EXERCISE OBJECTIVE:
Return each line of the listing that contains the string "everything".
==============================
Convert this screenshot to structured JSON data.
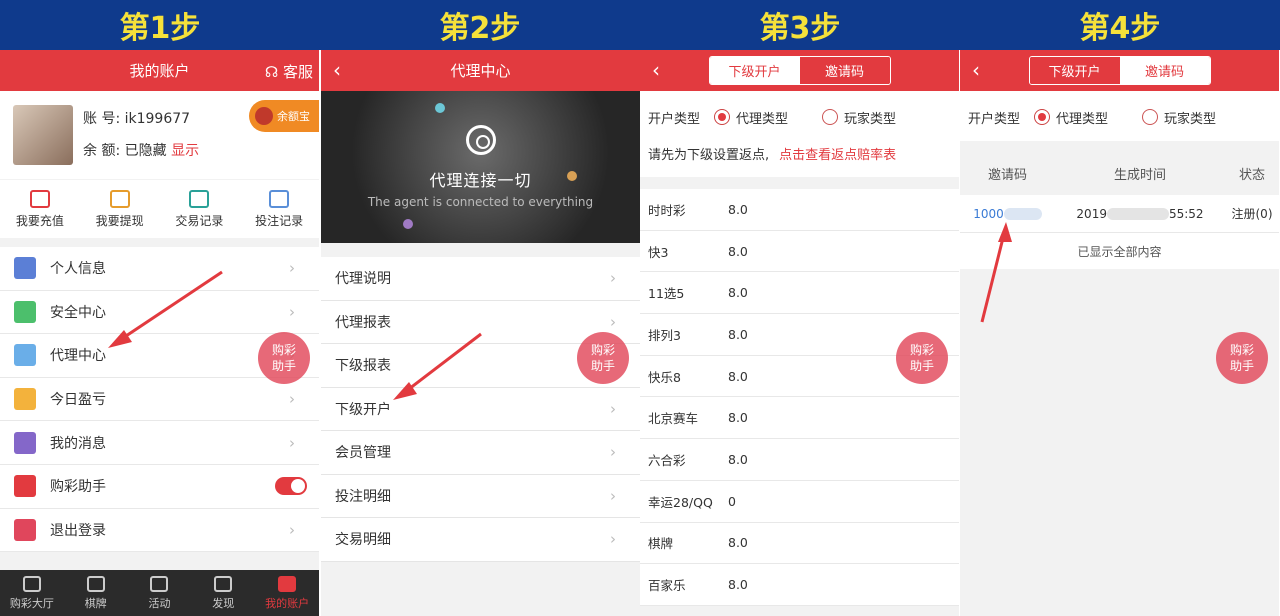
{
  "steps": [
    "第1步",
    "第2步",
    "第3步",
    "第4步"
  ],
  "panel1": {
    "title": "我的账户",
    "service": "客服",
    "account_label": "账 号:",
    "account_value": "ik199677",
    "balance_label": "余 额:",
    "balance_value": "已隐藏",
    "balance_show": "显示",
    "yue_bao": "余额宝",
    "quick_actions": [
      "我要充值",
      "我要提现",
      "交易记录",
      "投注记录"
    ],
    "menu": [
      "个人信息",
      "安全中心",
      "代理中心",
      "今日盈亏",
      "我的消息",
      "购彩助手",
      "退出登录"
    ],
    "tabs": [
      "购彩大厅",
      "棋牌",
      "活动",
      "发现",
      "我的账户"
    ],
    "colors": {
      "accent": "#e23a3f",
      "header": "#0f3a8c"
    }
  },
  "helper_line1": "购彩",
  "helper_line2": "助手",
  "panel2": {
    "title": "代理中心",
    "banner_title": "代理连接一切",
    "banner_subtitle": "The agent is connected to everything",
    "menu": [
      "代理说明",
      "代理报表",
      "下级报表",
      "下级开户",
      "会员管理",
      "投注明细",
      "交易明细"
    ]
  },
  "panel3": {
    "seg_left": "下级开户",
    "seg_right": "邀请码",
    "type_label": "开户类型",
    "option_agent": "代理类型",
    "option_player": "玩家类型",
    "hint": "请先为下级设置返点,",
    "hint_link": "点击查看返点赔率表",
    "rebates": [
      {
        "name": "时时彩",
        "value": "8.0"
      },
      {
        "name": "快3",
        "value": "8.0"
      },
      {
        "name": "11选5",
        "value": "8.0"
      },
      {
        "name": "排列3",
        "value": "8.0"
      },
      {
        "name": "快乐8",
        "value": "8.0"
      },
      {
        "name": "北京赛车",
        "value": "8.0"
      },
      {
        "name": "六合彩",
        "value": "8.0"
      },
      {
        "name": "幸运28/QQ",
        "value": "0"
      },
      {
        "name": "棋牌",
        "value": "8.0"
      },
      {
        "name": "百家乐",
        "value": "8.0"
      }
    ]
  },
  "panel4": {
    "seg_left": "下级开户",
    "seg_right": "邀请码",
    "type_label": "开户类型",
    "option_agent": "代理类型",
    "option_player": "玩家类型",
    "columns": [
      "邀请码",
      "生成时间",
      "状态"
    ],
    "row": {
      "code": "1000",
      "time_start": "2019",
      "time_end": "55:52",
      "status": "注册(0)"
    },
    "all_shown": "已显示全部内容"
  }
}
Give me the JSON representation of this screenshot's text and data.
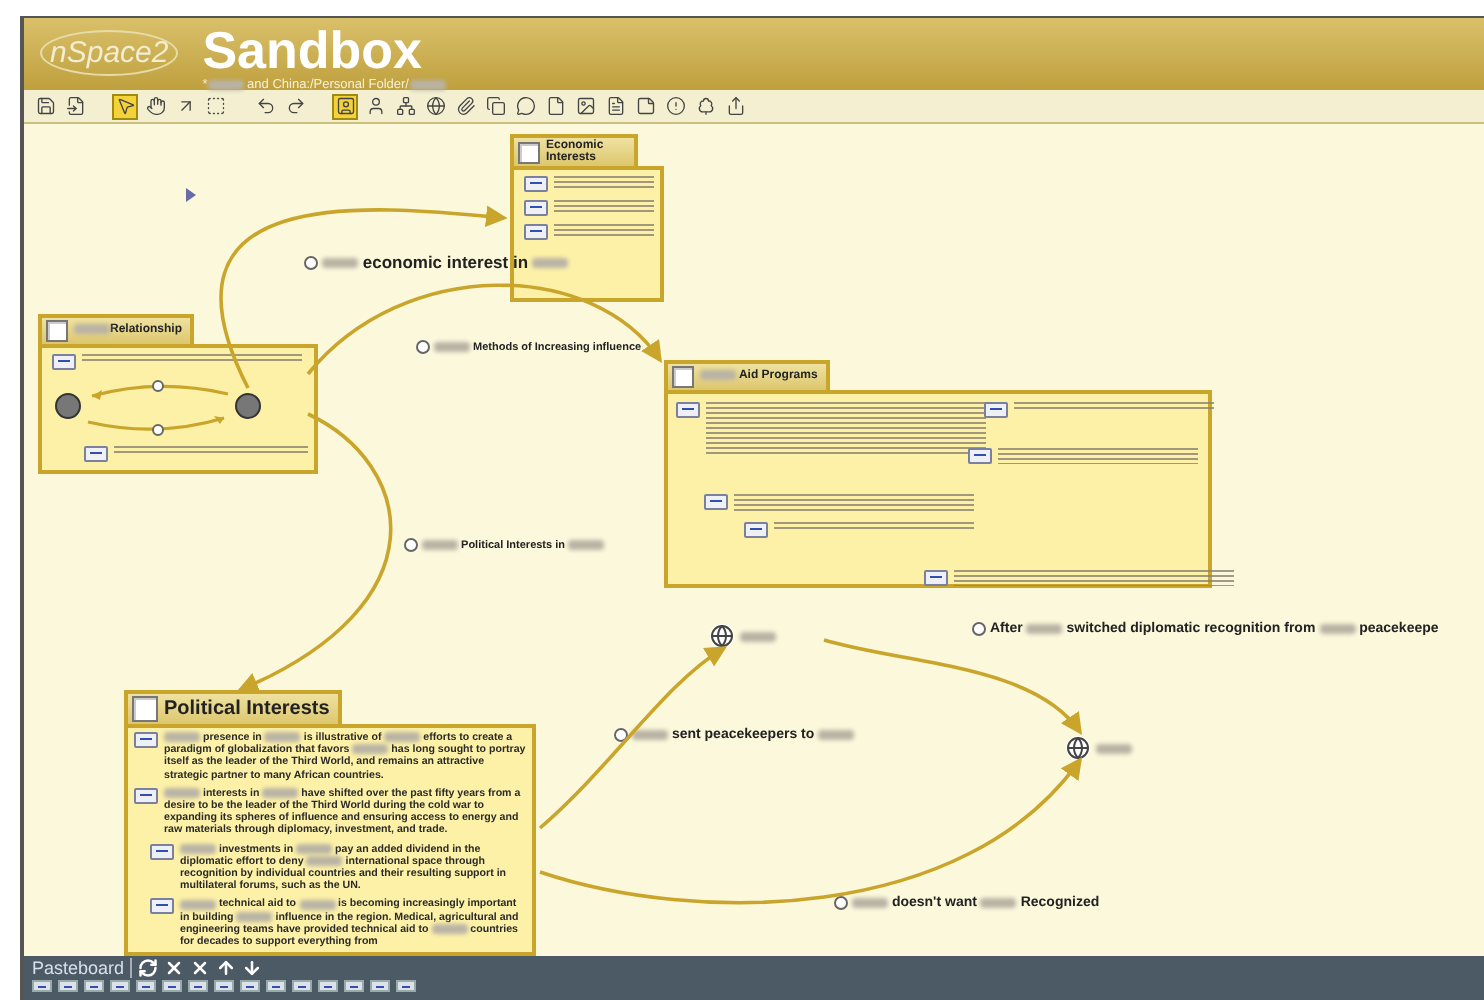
{
  "app": {
    "logo": "nSpace2",
    "title": "Sandbox",
    "path": [
      {
        "text": "*"
      },
      {
        "kind": "blur"
      },
      {
        "text": " and China:/Personal Folder/"
      },
      {
        "kind": "blur"
      }
    ]
  },
  "toolbar": [
    {
      "kind": "save",
      "selected": false
    },
    {
      "kind": "import",
      "selected": false
    },
    {
      "kind": "pointer",
      "selected": true
    },
    {
      "kind": "hand",
      "selected": false
    },
    {
      "kind": "arrow",
      "selected": false
    },
    {
      "kind": "frame",
      "selected": false
    },
    {
      "kind": "undo",
      "selected": false
    },
    {
      "kind": "redo",
      "selected": false
    },
    {
      "kind": "entity",
      "selected": true
    },
    {
      "kind": "person",
      "selected": false
    },
    {
      "kind": "hierarchy",
      "selected": false
    },
    {
      "kind": "globe",
      "selected": false
    },
    {
      "kind": "clip",
      "selected": false
    },
    {
      "kind": "copy",
      "selected": false
    },
    {
      "kind": "comment",
      "selected": false
    },
    {
      "kind": "page",
      "selected": false
    },
    {
      "kind": "image",
      "selected": false
    },
    {
      "kind": "list",
      "selected": false
    },
    {
      "kind": "note",
      "selected": false
    },
    {
      "kind": "alert",
      "selected": false
    },
    {
      "kind": "tree",
      "selected": false
    },
    {
      "kind": "export",
      "selected": false
    }
  ],
  "frames": [
    {
      "title": [
        {
          "text": "Economic Interests"
        }
      ],
      "items": [
        {
          "kind": "note"
        },
        {
          "kind": "note"
        },
        {
          "kind": "note"
        }
      ]
    },
    {
      "title": [
        {
          "kind": "blur"
        },
        {
          "text": "Relationship"
        }
      ],
      "items": [
        {
          "kind": "note"
        },
        {
          "kind": "diagram"
        },
        {
          "kind": "note"
        }
      ]
    },
    {
      "title": [
        {
          "kind": "blur"
        },
        {
          "text": " Aid Programs"
        }
      ],
      "items": [
        {
          "kind": "note"
        },
        {
          "kind": "note"
        },
        {
          "kind": "note"
        },
        {
          "kind": "note"
        },
        {
          "kind": "note"
        },
        {
          "kind": "note"
        }
      ]
    },
    {
      "title": [
        {
          "text": "Political Interests"
        }
      ],
      "items": [
        {
          "kind": "text",
          "segments": [
            {
              "kind": "blur"
            },
            {
              "text": " presence in "
            },
            {
              "kind": "blur"
            },
            {
              "text": " is illustrative of "
            },
            {
              "kind": "blur"
            },
            {
              "text": " efforts to create a paradigm of globalization that favors "
            },
            {
              "kind": "blur"
            },
            {
              "text": " has long sought to portray itself as the leader of the Third World, and remains an attractive strategic partner to many African countries."
            }
          ]
        },
        {
          "kind": "text",
          "segments": [
            {
              "kind": "blur"
            },
            {
              "text": " interests in "
            },
            {
              "kind": "blur"
            },
            {
              "text": " have shifted over the past fifty years from a desire to be the leader of the Third World during the cold war to expanding its spheres of influence and ensuring access to energy and raw materials through diplomacy, investment, and trade."
            }
          ]
        },
        {
          "kind": "text",
          "segments": [
            {
              "kind": "blur"
            },
            {
              "text": " investments in "
            },
            {
              "kind": "blur"
            },
            {
              "text": " pay an added dividend in the diplomatic effort to deny "
            },
            {
              "kind": "blur"
            },
            {
              "text": " international space through recognition by individual countries and their resulting support in multilateral forums, such as the UN."
            }
          ]
        },
        {
          "kind": "text",
          "segments": [
            {
              "kind": "blur"
            },
            {
              "text": " technical aid to "
            },
            {
              "kind": "blur"
            },
            {
              "text": " is becoming increasingly important in building "
            },
            {
              "kind": "blur"
            },
            {
              "text": " influence in the region. Medical, agricultural and engineering teams have provided technical aid to "
            },
            {
              "kind": "blur"
            },
            {
              "text": " countries for decades to support everything from"
            }
          ]
        }
      ]
    }
  ],
  "places": [
    {
      "label": [
        {
          "kind": "blur"
        }
      ]
    },
    {
      "label": [
        {
          "kind": "blur"
        }
      ]
    }
  ],
  "links": [
    {
      "kind": "large",
      "label": [
        {
          "kind": "blur"
        },
        {
          "text": " economic interest in "
        },
        {
          "kind": "blur"
        }
      ]
    },
    {
      "kind": "small",
      "label": [
        {
          "kind": "blur"
        },
        {
          "text": " Methods of Increasing influence"
        }
      ]
    },
    {
      "kind": "small",
      "label": [
        {
          "kind": "blur"
        },
        {
          "text": " Political Interests in "
        },
        {
          "kind": "blur"
        }
      ]
    },
    {
      "kind": "medium",
      "label": [
        {
          "kind": "blur"
        },
        {
          "text": " sent peacekeepers to "
        },
        {
          "kind": "blur"
        }
      ]
    },
    {
      "kind": "medium",
      "label": [
        {
          "text": "After "
        },
        {
          "kind": "blur"
        },
        {
          "text": " switched diplomatic recognition from "
        },
        {
          "kind": "blur"
        },
        {
          "text": " peacekeepe"
        }
      ]
    },
    {
      "kind": "medium",
      "label": [
        {
          "kind": "blur"
        },
        {
          "text": " doesn't want "
        },
        {
          "kind": "blur"
        },
        {
          "text": " Recognized"
        }
      ]
    }
  ],
  "pasteboard": {
    "label": "Pasteboard",
    "actions": [
      {
        "kind": "refresh"
      },
      {
        "kind": "clear"
      },
      {
        "kind": "delete"
      },
      {
        "kind": "up"
      },
      {
        "kind": "down"
      }
    ],
    "items": [
      {
        "kind": "note"
      },
      {
        "kind": "note"
      },
      {
        "kind": "note"
      },
      {
        "kind": "note"
      },
      {
        "kind": "note"
      },
      {
        "kind": "note"
      },
      {
        "kind": "note"
      },
      {
        "kind": "note"
      },
      {
        "kind": "note"
      },
      {
        "kind": "note"
      },
      {
        "kind": "note"
      },
      {
        "kind": "note"
      },
      {
        "kind": "note"
      },
      {
        "kind": "note"
      },
      {
        "kind": "note"
      }
    ]
  }
}
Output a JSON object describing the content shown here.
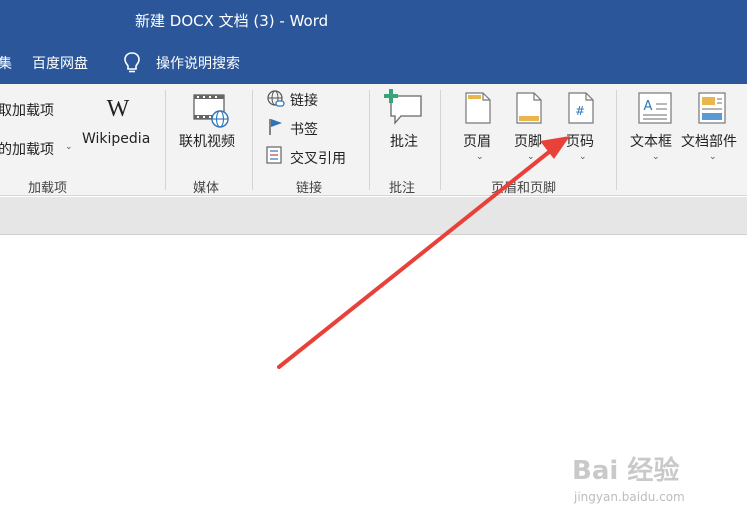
==============================
WRITTEN REPLY:
    "banner_subtitle": "The agent is connected to everything",
              "text": " countries for decades to support everything from"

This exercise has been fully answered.